_Page text_.
# Got the Manic Panic



## PlayfulPup (Aug 8, 2012)

I have a colorful stripe of purple in my hair, however when I started years ago, I tried a blue. I have auburn hair and bleach bath it to take some of the red tones out. It looked great for a bit, but like most blue, it faded to green, and it look especially horrid because of the tiny bit of red still in my hair. I tucked the color in the back of my closet and found it recently. 

Since this site has introduced me to the idea of coloring dogs, and I am not going to use this color on me, I did the tip of my beagle's tail!









She did pretty well, considering she only gets a 1-3 baths a year for the last 9 years. I gave up on keeping her still and not swishing her tail all over the bath tub (kinda like in the picture!) and washed it out after 5 minutes. It is light, but oh so cute. I have an idea for making a washing/grooming table in our shower for our future spoo but was not going to figure logistics out yet since we have awhile before we need it, but now I think I am going to have to get it figured out so I have a place to leash her and not have an achy back.


----------



## Skylar (Jul 29, 2016)

haha - I love that. I bet you'll get tons of people stop and take a second look because no one expects a beagle to have a blue tipped tail.


----------



## PlayfulPup (Aug 8, 2012)

We are going to pet smart tomorrow so we will see! Lol


----------

_Data segment_.
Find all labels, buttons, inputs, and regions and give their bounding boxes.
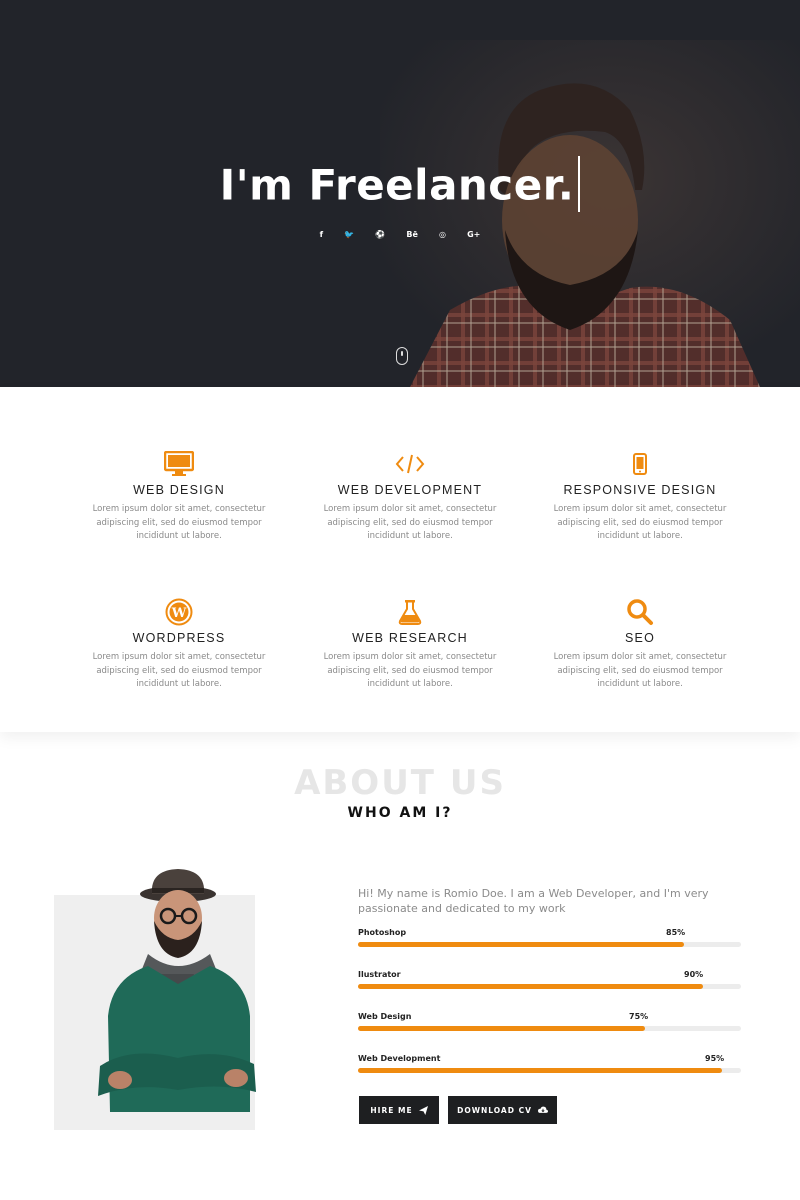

_Prompt_. Please transcribe the beagle tail thread from "I have a colorful" up to and including "my beagle's tail!". The material has no role in this.

_The solution_.
I have a colorful stripe of purple in my hair, however when I started years ago, I tried a blue. I have auburn hair and bleach bath it to take some of the red tones out. It looked great for a bit, but like most blue, it faded to green, and it look especially horrid because of the tiny bit of red still in my hair. I tucked the color in the back of my closet and found it recently. 

Since this site has introduced me to the idea of coloring dogs, and I am not going to use this color on me, I did the tip of my beagle's tail!